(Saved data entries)
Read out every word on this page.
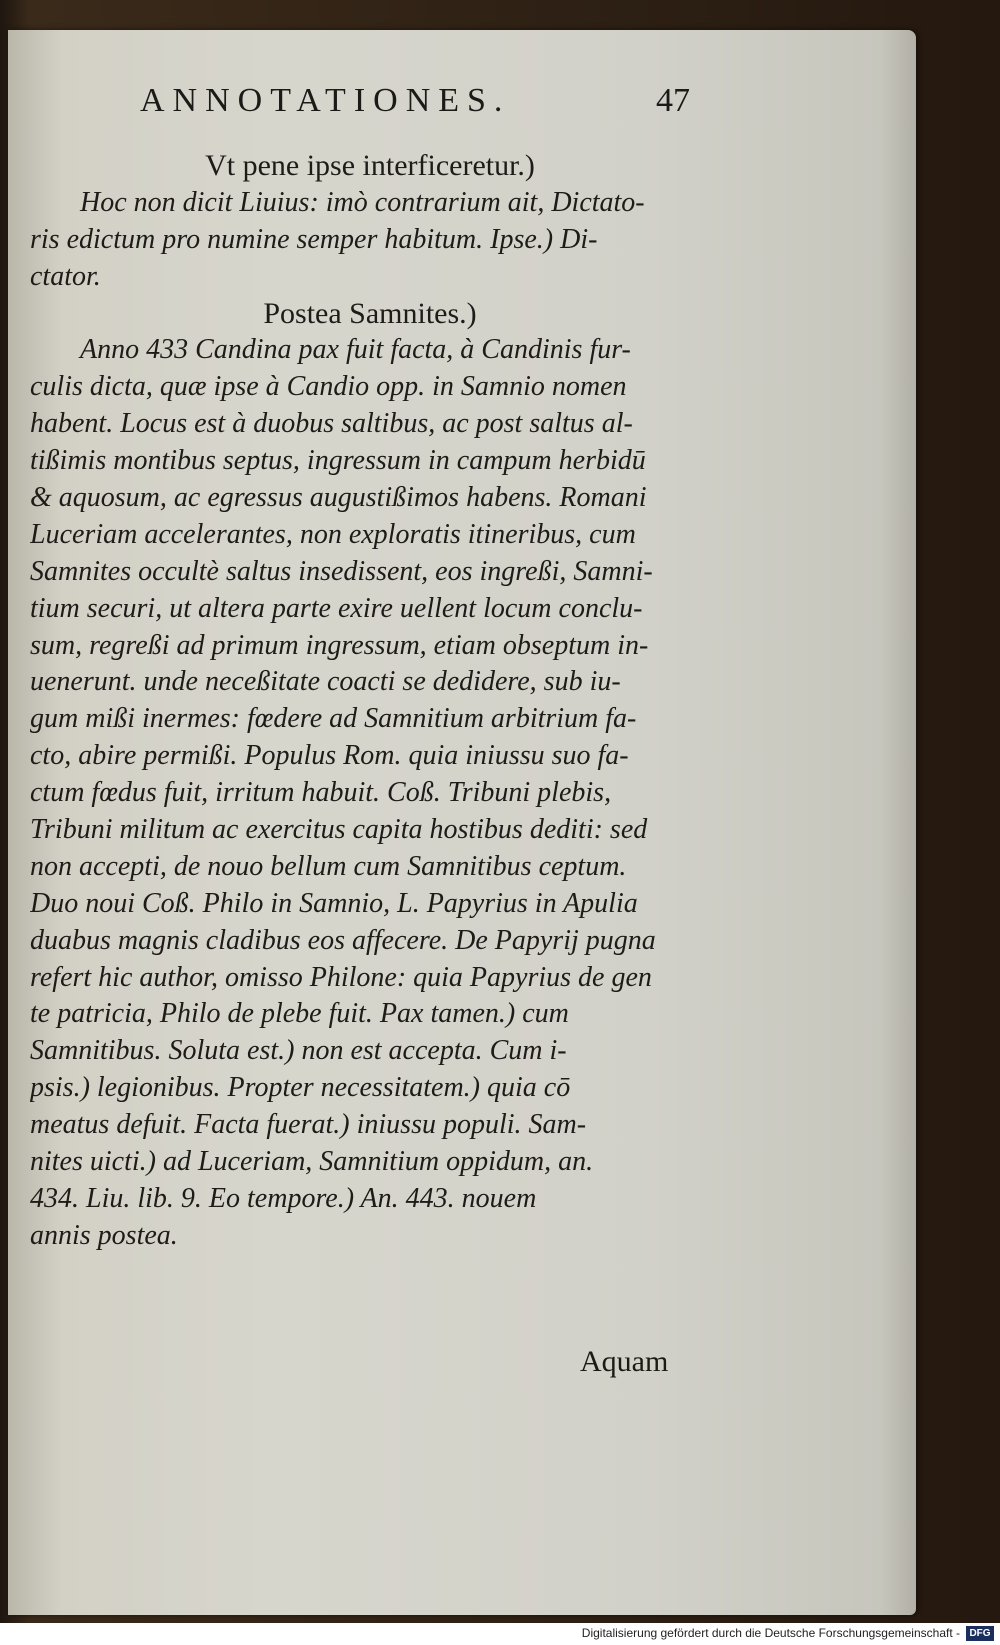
ANNOTATIONES.	47
Vt pene ipse interficeretur.)
Hoc non dicit Liuius: imò contrarium ait, Dictato-
ris edictum pro numine semper habitum. Ipse.) Di-
ctator.
Postea Samnites.)
Anno 433 Candina pax fuit facta, à Candinis fur-
culis dicta, quæ ipse à Candio opp. in Samnio nomen
habent. Locus est à duobus saltibus, ac post saltus al-
tißimis montibus septus, ingressum in campum herbidū
& aquosum, ac egressus augustißimos habens. Romani
Luceriam accelerantes, non exploratis itineribus, cum
Samnites occultè saltus insedissent, eos ingreßi, Samni-
tium securi, ut altera parte exire uellent locum conclu-
sum, regreßi ad primum ingressum, etiam obseptum in-
uenerunt. unde neceßitate coacti se dedidere, sub iu-
gum mißi inermes: fœdere ad Samnitium arbitrium fa-
cto, abire permißi. Populus Rom. quia iniussu suo fa-
ctum fœdus fuit, irritum habuit. Coß. Tribuni plebis,
Tribuni militum ac exercitus capita hostibus dediti: sed
non accepti, de nouo bellum cum Samnitibus ceptum.
Duo noui Coß. Philo in Samnio, L. Papyrius in Apulia
duabus magnis cladibus eos affecere. De Papyrij pugna
refert hic author, omisso Philone: quia Papyrius de gen
te patricia, Philo de plebe fuit. Pax tamen.) cum
Samnitibus. Soluta est.) non est accepta. Cum i-
psis.) legionibus. Propter necessitatem.) quia cō
meatus defuit. Facta fuerat.) iniussu populi. Sam-
nites uicti.) ad Luceriam, Samnitium oppidum, an.
434. Liu. lib. 9. Eo tempore.) An. 443. nouem
annis postea.
Aquam
Digitalisierung gefördert durch die Deutsche Forschungsgemeinschaft - DFG
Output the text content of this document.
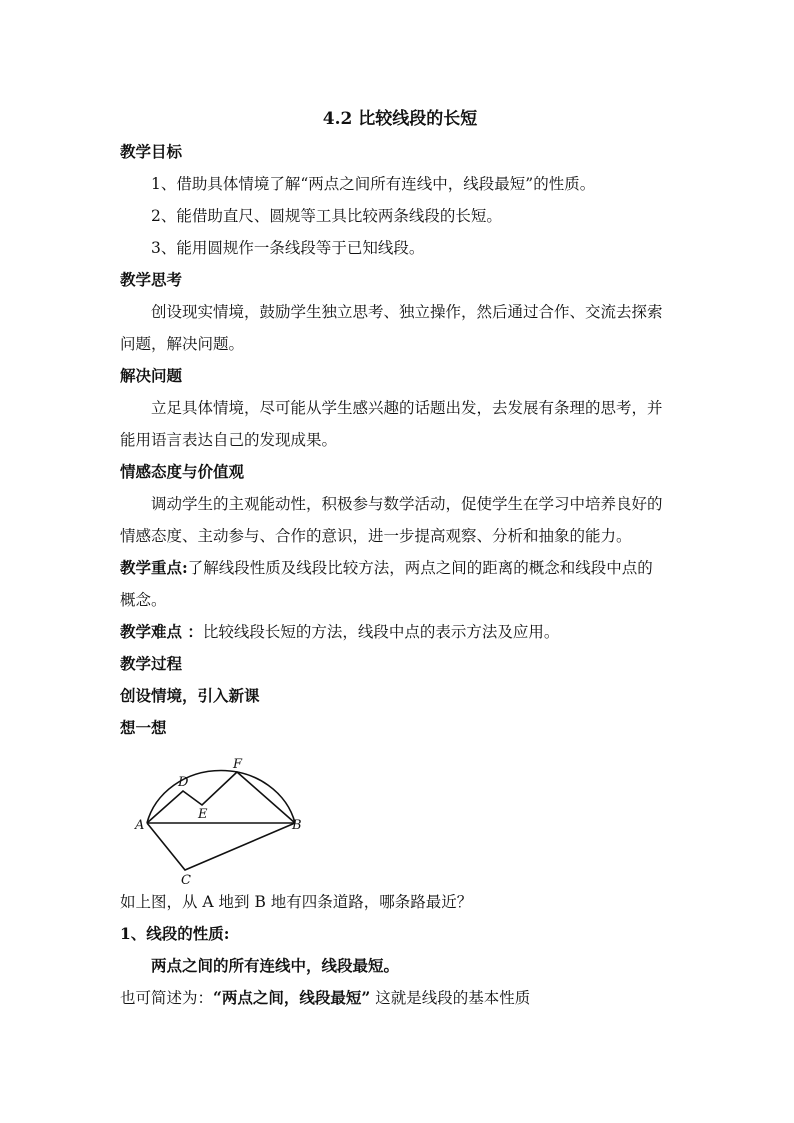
4.2 比较线段的长短
教学目标
1、借助具体情境了解“两点之间所有连线中，线段最短”的性质。
2、能借助直尺、圆规等工具比较两条线段的长短。
3、能用圆规作一条线段等于已知线段。
教学思考
创设现实情境，鼓励学生独立思考、独立操作，然后通过合作、交流去探索
问题，解决问题。
解决问题
立足具体情境，尽可能从学生感兴趣的话题出发，去发展有条理的思考，并
能用语言表达自己的发现成果。
情感态度与价值观
调动学生的主观能动性，积极参与数学活动，促使学生在学习中培养良好的
情感态度、主动参与、合作的意识，进一步提高观察、分析和抽象的能力。
教学重点:了解线段性质及线段比较方法，两点之间的距离的概念和线段中点的
概念。
教学难点 ：比较线段长短的方法，线段中点的表示方法及应用。
教学过程
创设情境，引入新课
想一想
A	B
C
D
E
F
如上图，从 A 地到 B 地有四条道路，哪条路最近？
1、线段的性质:
两点之间的所有连线中，线段最短。
也可简述为：“两点之间，线段最短” 这就是线段的基本性质
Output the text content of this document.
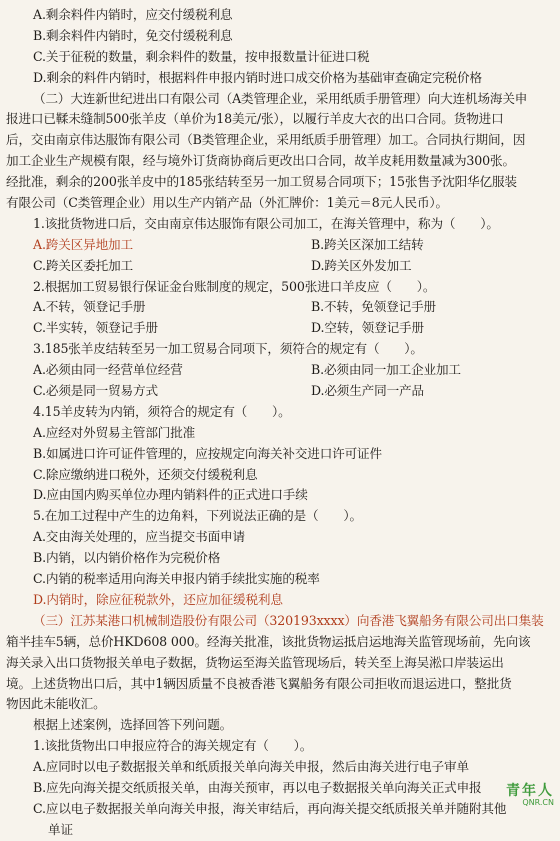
A.剩余料件内销时，应交付缓税利息
B.剩余料件内销时，免交付缓税利息
C.关于征税的数量，剩余料件的数量，按申报数量计征进口税
D.剩余的料件内销时，根据料件申报内销时进口成交价格为基础审查确定完税价格
（二）大连新世纪进出口有限公司（A类管理企业，采用纸质手册管理）向大连机场海关申
报进口已鞣未缝制500张羊皮（单价为18美元/张），以履行羊皮大衣的出口合同。货物进口
后，交由南京伟达服饰有限公司（B类管理企业，采用纸质手册管理）加工。合同执行期间，因
加工企业生产规模有限，经与境外订货商协商后更改出口合同，故羊皮耗用数量减为300张。
经批准，剩余的200张羊皮中的185张结转至另一加工贸易合同项下；15张售予沈阳华亿服装
有限公司（C类管理企业）用以生产内销产品（外汇牌价：1美元＝8元人民币）。
1.该批货物进口后，交由南京伟达服饰有限公司加工，在海关管理中，称为（　　）。
A.跨关区异地加工	B.跨关区深加工结转
C.跨关区委托加工	D.跨关区外发加工
2.根据加工贸易银行保证金台账制度的规定，500张进口羊皮应（　　）。
A.不转，领登记手册	B.不转，免领登记手册
C.半实转，领登记手册	D.空转，领登记手册
3.185张羊皮结转至另一加工贸易合同项下，须符合的规定有（　　）。
A.必须由同一经营单位经营	B.必须由同一加工企业加工
C.必须是同一贸易方式	D.必须生产同一产品
4.15羊皮转为内销，须符合的规定有（　　）。
A.应经对外贸易主管部门批准
B.如属进口许可证件管理的，应按规定向海关补交进口许可证件
C.除应缴纳进口税外，还须交付缓税利息
D.应由国内购买单位办理内销料件的正式进口手续
5.在加工过程中产生的边角料，下列说法正确的是（　　）。
A.交由海关处理的，应当提交书面申请
B.内销，以内销价格作为完税价格
C.内销的税率适用向海关申报内销手续批实施的税率
D.内销时，除应征税款外，还应加征缓税利息
（三）江苏某港口机械制造股份有限公司（320193xxxx）向香港飞翼船务有限公司出口集装
箱半挂车5辆，总价HKD608 000。经海关批准，该批货物运抵启运地海关监管现场前，先向该
海关录入出口货物报关单电子数据，货物运至海关监管现场后，转关至上海吴淞口岸装运出
境。上述货物出口后，其中1辆因质量不良被香港飞翼船务有限公司拒收而退运进口，整批货
物因此未能收汇。
根据上述案例，选择回答下列问题。
1.该批货物出口申报应符合的海关规定有（　　）。
A.应同时以电子数据报关单和纸质报关单向海关申报，然后由海关进行电子审单
B.应先向海关提交纸质报关单，由海关预审，再以电子数据报关单向海关正式申报
C.应以电子数据报关单向海关申报，海关审结后，再向海关提交纸质报关单并随附其他
单证
青年人
QNR.CN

*What the exercise asks*: Go through the listing above and write it out again exactly, dropping the pictures.

*Result of the task*:
Read out every word on this page.
ANNOTATIONES.	47
Vt pene ipse interficeretur.)
Hoc non dicit Liuius: imò contrarium ait, Dictato-
ris edictum pro numine semper habitum. Ipse.) Di-
ctator.
Postea Samnites.)
Anno 433 Candina pax fuit facta, à Candinis fur-
culis dicta, quæ ipse à Candio opp. in Samnio nomen
habent. Locus est à duobus saltibus, ac post saltus al-
tißimis montibus septus, ingressum in campum herbidū
& aquosum, ac egressus augustißimos habens. Romani
Luceriam accelerantes, non exploratis itineribus, cum
Samnites occultè saltus insedissent, eos ingreßi, Samni-
tium securi, ut altera parte exire uellent locum conclu-
sum, regreßi ad primum ingressum, etiam obseptum in-
uenerunt. unde neceßitate coacti se dedidere, sub iu-
gum mißi inermes: fœdere ad Samnitium arbitrium fa-
cto, abire permißi. Populus Rom. quia iniussu suo fa-
ctum fœdus fuit, irritum habuit. Coß. Tribuni plebis,
Tribuni militum ac exercitus capita hostibus dediti: sed
non accepti, de nouo bellum cum Samnitibus ceptum.
Duo noui Coß. Philo in Samnio, L. Papyrius in Apulia
duabus magnis cladibus eos affecere. De Papyrij pugna
refert hic author, omisso Philone: quia Papyrius de gen
te patricia, Philo de plebe fuit. Pax tamen.) cum
Samnitibus. Soluta est.) non est accepta. Cum i-
psis.) legionibus. Propter necessitatem.) quia cō
meatus defuit. Facta fuerat.) iniussu populi. Sam-
nites uicti.) ad Luceriam, Samnitium oppidum, an.
434. Liu. lib. 9. Eo tempore.) An. 443. nouem
annis postea.
Aquam
Digitalisierung gefördert durch die Deutsche Forschungsgemeinschaft - DFG
Output the text content of this document.
4.2 比较线段的长短
教学目标
1、借助具体情境了解“两点之间所有连线中，线段最短”的性质。
2、能借助直尺、圆规等工具比较两条线段的长短。
3、能用圆规作一条线段等于已知线段。
教学思考
创设现实情境，鼓励学生独立思考、独立操作，然后通过合作、交流去探索
问题，解决问题。
解决问题
立足具体情境，尽可能从学生感兴趣的话题出发，去发展有条理的思考，并
能用语言表达自己的发现成果。
情感态度与价值观
调动学生的主观能动性，积极参与数学活动，促使学生在学习中培养良好的
情感态度、主动参与、合作的意识，进一步提高观察、分析和抽象的能力。
教学重点:了解线段性质及线段比较方法，两点之间的距离的概念和线段中点的
概念。
教学难点 ：比较线段长短的方法，线段中点的表示方法及应用。
教学过程
创设情境，引入新课
想一想
A	B
C
D
E
F
如上图，从 A 地到 B 地有四条道路，哪条路最近？
1、线段的性质:
两点之间的所有连线中，线段最短。
也可简述为：“两点之间，线段最短” 这就是线段的基本性质
Output the text content of this document.
A.剩余料件内销时，应交付缓税利息
B.剩余料件内销时，免交付缓税利息
C.关于征税的数量，剩余料件的数量，按申报数量计征进口税
D.剩余的料件内销时，根据料件申报内销时进口成交价格为基础审查确定完税价格
（二）大连新世纪进出口有限公司（A类管理企业，采用纸质手册管理）向大连机场海关申
报进口已鞣未缝制500张羊皮（单价为18美元/张），以履行羊皮大衣的出口合同。货物进口
后，交由南京伟达服饰有限公司（B类管理企业，采用纸质手册管理）加工。合同执行期间，因
加工企业生产规模有限，经与境外订货商协商后更改出口合同，故羊皮耗用数量减为300张。
经批准，剩余的200张羊皮中的185张结转至另一加工贸易合同项下；15张售予沈阳华亿服装
有限公司（C类管理企业）用以生产内销产品（外汇牌价：1美元＝8元人民币）。
1.该批货物进口后，交由南京伟达服饰有限公司加工，在海关管理中，称为（　　）。
A.跨关区异地加工	B.跨关区深加工结转
C.跨关区委托加工	D.跨关区外发加工
2.根据加工贸易银行保证金台账制度的规定，500张进口羊皮应（　　）。
A.不转，领登记手册	B.不转，免领登记手册
C.半实转，领登记手册	D.空转，领登记手册
3.185张羊皮结转至另一加工贸易合同项下，须符合的规定有（　　）。
A.必须由同一经营单位经营	B.必须由同一加工企业加工
C.必须是同一贸易方式	D.必须生产同一产品
4.15羊皮转为内销，须符合的规定有（　　）。
A.应经对外贸易主管部门批准
B.如属进口许可证件管理的，应按规定向海关补交进口许可证件
C.除应缴纳进口税外，还须交付缓税利息
D.应由国内购买单位办理内销料件的正式进口手续
5.在加工过程中产生的边角料，下列说法正确的是（　　）。
A.交由海关处理的，应当提交书面申请
B.内销，以内销价格作为完税价格
C.内销的税率适用向海关申报内销手续批实施的税率
D.内销时，除应征税款外，还应加征缓税利息
（三）江苏某港口机械制造股份有限公司（320193xxxx）向香港飞翼船务有限公司出口集装
箱半挂车5辆，总价HKD608 000。经海关批准，该批货物运抵启运地海关监管现场前，先向该
海关录入出口货物报关单电子数据，货物运至海关监管现场后，转关至上海吴淞口岸装运出
境。上述货物出口后，其中1辆因质量不良被香港飞翼船务有限公司拒收而退运进口，整批货
物因此未能收汇。
根据上述案例，选择回答下列问题。
1.该批货物出口申报应符合的海关规定有（　　）。
A.应同时以电子数据报关单和纸质报关单向海关申报，然后由海关进行电子审单
B.应先向海关提交纸质报关单，由海关预审，再以电子数据报关单向海关正式申报
C.应以电子数据报关单向海关申报，海关审结后，再向海关提交纸质报关单并随附其他
单证
青年人
QNR.CN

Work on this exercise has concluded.